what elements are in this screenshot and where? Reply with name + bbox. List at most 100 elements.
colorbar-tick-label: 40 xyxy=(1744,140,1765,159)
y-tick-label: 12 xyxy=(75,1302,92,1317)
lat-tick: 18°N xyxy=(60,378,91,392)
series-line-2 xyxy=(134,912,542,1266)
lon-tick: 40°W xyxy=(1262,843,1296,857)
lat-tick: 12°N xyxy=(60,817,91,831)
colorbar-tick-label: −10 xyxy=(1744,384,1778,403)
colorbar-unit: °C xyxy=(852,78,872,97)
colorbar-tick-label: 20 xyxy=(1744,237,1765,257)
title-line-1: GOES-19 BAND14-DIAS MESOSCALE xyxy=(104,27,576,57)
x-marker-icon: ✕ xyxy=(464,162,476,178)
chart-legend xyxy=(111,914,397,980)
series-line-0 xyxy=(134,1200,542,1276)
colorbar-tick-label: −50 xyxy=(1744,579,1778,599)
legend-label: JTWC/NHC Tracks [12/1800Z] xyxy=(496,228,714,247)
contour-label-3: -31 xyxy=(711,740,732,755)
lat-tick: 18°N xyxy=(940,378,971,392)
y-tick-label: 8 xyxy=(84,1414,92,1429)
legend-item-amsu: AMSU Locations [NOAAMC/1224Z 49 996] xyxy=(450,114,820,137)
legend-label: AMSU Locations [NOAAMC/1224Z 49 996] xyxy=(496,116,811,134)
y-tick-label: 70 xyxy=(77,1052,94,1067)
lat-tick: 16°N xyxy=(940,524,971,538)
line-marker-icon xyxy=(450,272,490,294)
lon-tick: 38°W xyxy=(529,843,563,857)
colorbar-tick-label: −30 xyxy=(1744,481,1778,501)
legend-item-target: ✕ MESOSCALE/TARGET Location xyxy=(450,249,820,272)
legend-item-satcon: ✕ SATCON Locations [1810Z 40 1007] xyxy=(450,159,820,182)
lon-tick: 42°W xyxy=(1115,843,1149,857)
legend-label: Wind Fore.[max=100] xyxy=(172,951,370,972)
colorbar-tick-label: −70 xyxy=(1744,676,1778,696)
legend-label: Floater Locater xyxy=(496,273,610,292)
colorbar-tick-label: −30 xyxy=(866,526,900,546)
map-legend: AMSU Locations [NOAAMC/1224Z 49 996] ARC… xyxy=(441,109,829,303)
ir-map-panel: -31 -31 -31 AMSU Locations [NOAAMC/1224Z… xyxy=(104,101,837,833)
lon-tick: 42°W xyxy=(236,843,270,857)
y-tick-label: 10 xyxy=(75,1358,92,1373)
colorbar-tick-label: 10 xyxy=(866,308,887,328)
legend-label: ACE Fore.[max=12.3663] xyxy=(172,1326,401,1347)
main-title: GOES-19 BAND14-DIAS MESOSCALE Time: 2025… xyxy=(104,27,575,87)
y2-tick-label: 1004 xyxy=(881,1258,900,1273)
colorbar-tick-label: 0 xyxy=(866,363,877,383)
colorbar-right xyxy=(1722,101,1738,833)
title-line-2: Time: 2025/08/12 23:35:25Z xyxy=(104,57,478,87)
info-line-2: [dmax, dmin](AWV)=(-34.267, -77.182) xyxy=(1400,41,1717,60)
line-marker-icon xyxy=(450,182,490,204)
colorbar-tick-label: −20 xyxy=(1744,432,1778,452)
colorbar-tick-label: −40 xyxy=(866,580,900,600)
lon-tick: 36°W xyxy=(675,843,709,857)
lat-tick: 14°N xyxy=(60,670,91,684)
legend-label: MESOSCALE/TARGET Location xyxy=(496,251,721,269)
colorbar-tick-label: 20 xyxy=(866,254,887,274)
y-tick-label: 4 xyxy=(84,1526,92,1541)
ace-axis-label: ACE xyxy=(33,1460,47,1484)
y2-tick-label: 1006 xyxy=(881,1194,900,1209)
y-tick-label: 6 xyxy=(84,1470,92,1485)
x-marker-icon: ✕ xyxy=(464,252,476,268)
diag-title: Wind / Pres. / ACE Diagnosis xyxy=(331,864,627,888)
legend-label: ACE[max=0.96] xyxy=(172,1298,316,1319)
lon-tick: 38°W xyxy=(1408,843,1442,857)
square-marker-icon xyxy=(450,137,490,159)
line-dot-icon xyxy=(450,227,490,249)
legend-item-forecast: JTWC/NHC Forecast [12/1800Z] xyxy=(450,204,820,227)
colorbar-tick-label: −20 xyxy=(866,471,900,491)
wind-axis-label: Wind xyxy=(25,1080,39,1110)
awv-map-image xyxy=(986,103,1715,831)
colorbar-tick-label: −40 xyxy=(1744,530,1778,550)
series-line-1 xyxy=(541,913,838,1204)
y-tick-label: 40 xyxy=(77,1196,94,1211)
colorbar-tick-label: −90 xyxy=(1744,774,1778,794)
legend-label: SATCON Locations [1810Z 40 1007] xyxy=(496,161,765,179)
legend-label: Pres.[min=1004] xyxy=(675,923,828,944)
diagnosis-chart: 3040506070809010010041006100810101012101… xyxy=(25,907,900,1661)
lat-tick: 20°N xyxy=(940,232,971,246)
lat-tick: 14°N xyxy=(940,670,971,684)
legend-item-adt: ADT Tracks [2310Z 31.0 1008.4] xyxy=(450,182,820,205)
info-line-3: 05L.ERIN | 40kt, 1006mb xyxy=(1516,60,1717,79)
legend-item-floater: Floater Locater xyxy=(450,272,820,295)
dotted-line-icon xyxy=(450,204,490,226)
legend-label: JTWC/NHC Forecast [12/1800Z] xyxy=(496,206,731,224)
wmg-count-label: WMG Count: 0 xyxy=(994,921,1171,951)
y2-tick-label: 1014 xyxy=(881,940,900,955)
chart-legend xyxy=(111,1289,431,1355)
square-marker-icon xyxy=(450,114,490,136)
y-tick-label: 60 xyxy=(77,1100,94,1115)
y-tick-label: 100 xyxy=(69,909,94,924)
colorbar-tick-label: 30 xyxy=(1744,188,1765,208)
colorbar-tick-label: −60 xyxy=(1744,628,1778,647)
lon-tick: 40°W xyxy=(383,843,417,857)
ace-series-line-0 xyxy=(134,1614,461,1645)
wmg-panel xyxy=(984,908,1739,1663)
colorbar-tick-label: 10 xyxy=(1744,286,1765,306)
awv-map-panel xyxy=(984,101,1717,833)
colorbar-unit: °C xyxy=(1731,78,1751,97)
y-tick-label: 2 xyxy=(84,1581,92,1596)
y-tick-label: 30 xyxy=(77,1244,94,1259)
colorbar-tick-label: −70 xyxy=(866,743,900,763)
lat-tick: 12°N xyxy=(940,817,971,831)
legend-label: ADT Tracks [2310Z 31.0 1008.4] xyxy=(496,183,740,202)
···
### INSTRUCTIONS FOR THE TASK
Reproduce the listing above verbatim, keeping every line in its original order.

### CORRECT RESULT
what elements are in this screenshot and where? Reply with name + bbox. List at most 100 elements.
colorbar-tick-label: 40 xyxy=(1744,140,1765,159)
y-tick-label: 12 xyxy=(75,1302,92,1317)
lat-tick: 18°N xyxy=(60,378,91,392)
series-line-2 xyxy=(134,912,542,1266)
lon-tick: 40°W xyxy=(1262,843,1296,857)
lat-tick: 12°N xyxy=(60,817,91,831)
colorbar-tick-label: −10 xyxy=(1744,384,1778,403)
colorbar-unit: °C xyxy=(852,78,872,97)
colorbar-tick-label: 20 xyxy=(1744,237,1765,257)
title-line-1: GOES-19 BAND14-DIAS MESOSCALE xyxy=(104,27,576,57)
x-marker-icon: ✕ xyxy=(464,162,476,178)
chart-legend xyxy=(111,914,397,980)
series-line-0 xyxy=(134,1200,542,1276)
colorbar-tick-label: −50 xyxy=(1744,579,1778,599)
legend-label: JTWC/NHC Tracks [12/1800Z] xyxy=(496,228,714,247)
contour-label-3: -31 xyxy=(711,740,732,755)
lat-tick: 18°N xyxy=(940,378,971,392)
y-tick-label: 8 xyxy=(84,1414,92,1429)
legend-item-amsu: AMSU Locations [NOAAMC/1224Z 49 996] xyxy=(450,114,820,137)
legend-label: AMSU Locations [NOAAMC/1224Z 49 996] xyxy=(496,116,811,134)
y-tick-label: 70 xyxy=(77,1052,94,1067)
lat-tick: 16°N xyxy=(940,524,971,538)
line-marker-icon xyxy=(450,272,490,294)
lon-tick: 38°W xyxy=(529,843,563,857)
colorbar-tick-label: −30 xyxy=(1744,481,1778,501)
legend-item-target: ✕ MESOSCALE/TARGET Location xyxy=(450,249,820,272)
legend-item-satcon: ✕ SATCON Locations [1810Z 40 1007] xyxy=(450,159,820,182)
lon-tick: 42°W xyxy=(1115,843,1149,857)
legend-label: Wind Fore.[max=100] xyxy=(172,951,370,972)
colorbar-tick-label: −70 xyxy=(1744,676,1778,696)
legend-label: Floater Locater xyxy=(496,273,610,292)
colorbar-tick-label: −30 xyxy=(866,526,900,546)
map-legend: AMSU Locations [NOAAMC/1224Z 49 996] ARC… xyxy=(441,109,829,303)
ir-map-panel: -31 -31 -31 AMSU Locations [NOAAMC/1224Z… xyxy=(104,101,837,833)
lon-tick: 42°W xyxy=(236,843,270,857)
y-tick-label: 10 xyxy=(75,1358,92,1373)
colorbar-tick-label: 10 xyxy=(866,308,887,328)
legend-label: ACE Fore.[max=12.3663] xyxy=(172,1326,401,1347)
main-title: GOES-19 BAND14-DIAS MESOSCALE Time: 2025… xyxy=(104,27,575,87)
y2-tick-label: 1004 xyxy=(881,1258,900,1273)
colorbar-tick-label: 0 xyxy=(866,363,877,383)
colorbar-right xyxy=(1722,101,1738,833)
title-line-2: Time: 2025/08/12 23:35:25Z xyxy=(104,57,478,87)
info-line-2: [dmax, dmin](AWV)=(-34.267, -77.182) xyxy=(1400,41,1717,60)
line-marker-icon xyxy=(450,182,490,204)
colorbar-tick-label: −20 xyxy=(1744,432,1778,452)
colorbar-tick-label: −40 xyxy=(866,580,900,600)
lon-tick: 36°W xyxy=(675,843,709,857)
lat-tick: 14°N xyxy=(60,670,91,684)
legend-label: MESOSCALE/TARGET Location xyxy=(496,251,721,269)
colorbar-tick-label: 20 xyxy=(866,254,887,274)
y-tick-label: 4 xyxy=(84,1526,92,1541)
ace-axis-label: ACE xyxy=(33,1460,47,1484)
y2-tick-label: 1006 xyxy=(881,1194,900,1209)
y-tick-label: 6 xyxy=(84,1470,92,1485)
x-marker-icon: ✕ xyxy=(464,252,476,268)
diag-title: Wind / Pres. / ACE Diagnosis xyxy=(331,864,627,888)
legend-label: ACE[max=0.96] xyxy=(172,1298,316,1319)
lon-tick: 38°W xyxy=(1408,843,1442,857)
square-marker-icon xyxy=(450,137,490,159)
line-dot-icon xyxy=(450,227,490,249)
legend-item-forecast: JTWC/NHC Forecast [12/1800Z] xyxy=(450,204,820,227)
colorbar-tick-label: −20 xyxy=(866,471,900,491)
wind-axis-label: Wind xyxy=(25,1080,39,1110)
awv-map-image xyxy=(986,103,1715,831)
colorbar-tick-label: −40 xyxy=(1744,530,1778,550)
series-line-1 xyxy=(541,913,838,1204)
y-tick-label: 40 xyxy=(77,1196,94,1211)
colorbar-tick-label: −90 xyxy=(1744,774,1778,794)
legend-label: SATCON Locations [1810Z 40 1007] xyxy=(496,161,765,179)
legend-label: Pres.[min=1004] xyxy=(675,923,828,944)
diagnosis-chart: 3040506070809010010041006100810101012101… xyxy=(25,907,900,1661)
lat-tick: 20°N xyxy=(940,232,971,246)
lat-tick: 14°N xyxy=(940,670,971,684)
legend-item-adt: ADT Tracks [2310Z 31.0 1008.4] xyxy=(450,182,820,205)
info-line-3: 05L.ERIN | 40kt, 1006mb xyxy=(1516,60,1717,79)
legend-item-floater: Floater Locater xyxy=(450,272,820,295)
dotted-line-icon xyxy=(450,204,490,226)
legend-label: JTWC/NHC Forecast [12/1800Z] xyxy=(496,206,731,224)
wmg-count-label: WMG Count: 0 xyxy=(994,921,1171,951)
y2-tick-label: 1014 xyxy=(881,940,900,955)
chart-legend xyxy=(111,1289,431,1355)
square-marker-icon xyxy=(450,114,490,136)
y-tick-label: 60 xyxy=(77,1100,94,1115)
y-tick-label: 100 xyxy=(69,909,94,924)
colorbar-tick-label: 30 xyxy=(1744,188,1765,208)
colorbar-tick-label: −60 xyxy=(1744,628,1778,647)
lon-tick: 40°W xyxy=(383,843,417,857)
ace-series-line-0 xyxy=(134,1614,461,1645)
wmg-panel xyxy=(984,908,1739,1663)
colorbar-tick-label: 10 xyxy=(1744,286,1765,306)
awv-map-panel xyxy=(984,101,1717,833)
colorbar-unit: °C xyxy=(1731,78,1751,97)
y-tick-label: 2 xyxy=(84,1581,92,1596)
y-tick-label: 30 xyxy=(77,1244,94,1259)
colorbar-tick-label: −70 xyxy=(866,743,900,763)
lat-tick: 12°N xyxy=(940,817,971,831)
legend-label: ADT Tracks [2310Z 31.0 1008.4] xyxy=(496,183,740,202)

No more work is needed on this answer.